* [Structured figure records]
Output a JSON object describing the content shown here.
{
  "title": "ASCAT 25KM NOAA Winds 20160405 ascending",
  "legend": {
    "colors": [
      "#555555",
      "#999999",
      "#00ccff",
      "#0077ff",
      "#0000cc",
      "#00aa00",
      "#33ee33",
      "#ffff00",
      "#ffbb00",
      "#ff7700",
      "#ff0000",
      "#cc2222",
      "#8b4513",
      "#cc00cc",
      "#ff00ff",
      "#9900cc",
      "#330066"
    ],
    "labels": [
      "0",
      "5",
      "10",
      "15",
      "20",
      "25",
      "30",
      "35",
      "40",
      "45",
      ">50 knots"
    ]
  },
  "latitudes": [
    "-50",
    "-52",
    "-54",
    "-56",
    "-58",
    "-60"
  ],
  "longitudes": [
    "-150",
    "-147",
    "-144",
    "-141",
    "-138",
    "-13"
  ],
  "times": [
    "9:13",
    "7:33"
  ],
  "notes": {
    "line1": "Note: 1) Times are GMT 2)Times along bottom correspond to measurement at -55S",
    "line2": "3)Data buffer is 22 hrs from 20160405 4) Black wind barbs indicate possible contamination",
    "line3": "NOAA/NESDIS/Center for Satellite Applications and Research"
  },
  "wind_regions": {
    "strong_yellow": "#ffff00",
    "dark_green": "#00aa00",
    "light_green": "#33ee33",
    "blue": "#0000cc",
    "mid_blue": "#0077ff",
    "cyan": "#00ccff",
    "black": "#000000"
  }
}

* [TASK GOAL]
Please set down the whole listing above without altering a single line.

* [FINISHED ANSWER]
Output a JSON object describing the content shown here.
{
  "title": "ASCAT 25KM NOAA Winds 20160405 ascending",
  "legend": {
    "colors": [
      "#555555",
      "#999999",
      "#00ccff",
      "#0077ff",
      "#0000cc",
      "#00aa00",
      "#33ee33",
      "#ffff00",
      "#ffbb00",
      "#ff7700",
      "#ff0000",
      "#cc2222",
      "#8b4513",
      "#cc00cc",
      "#ff00ff",
      "#9900cc",
      "#330066"
    ],
    "labels": [
      "0",
      "5",
      "10",
      "15",
      "20",
      "25",
      "30",
      "35",
      "40",
      "45",
      ">50 knots"
    ]
  },
  "latitudes": [
    "-50",
    "-52",
    "-54",
    "-56",
    "-58",
    "-60"
  ],
  "longitudes": [
    "-150",
    "-147",
    "-144",
    "-141",
    "-138",
    "-13"
  ],
  "times": [
    "9:13",
    "7:33"
  ],
  "notes": {
    "line1": "Note: 1) Times are GMT 2)Times along bottom correspond to measurement at -55S",
    "line2": "3)Data buffer is 22 hrs from 20160405 4) Black wind barbs indicate possible contamination",
    "line3": "NOAA/NESDIS/Center for Satellite Applications and Research"
  },
  "wind_regions": {
    "strong_yellow": "#ffff00",
    "dark_green": "#00aa00",
    "light_green": "#33ee33",
    "blue": "#0000cc",
    "mid_blue": "#0077ff",
    "cyan": "#00ccff",
    "black": "#000000"
  }
}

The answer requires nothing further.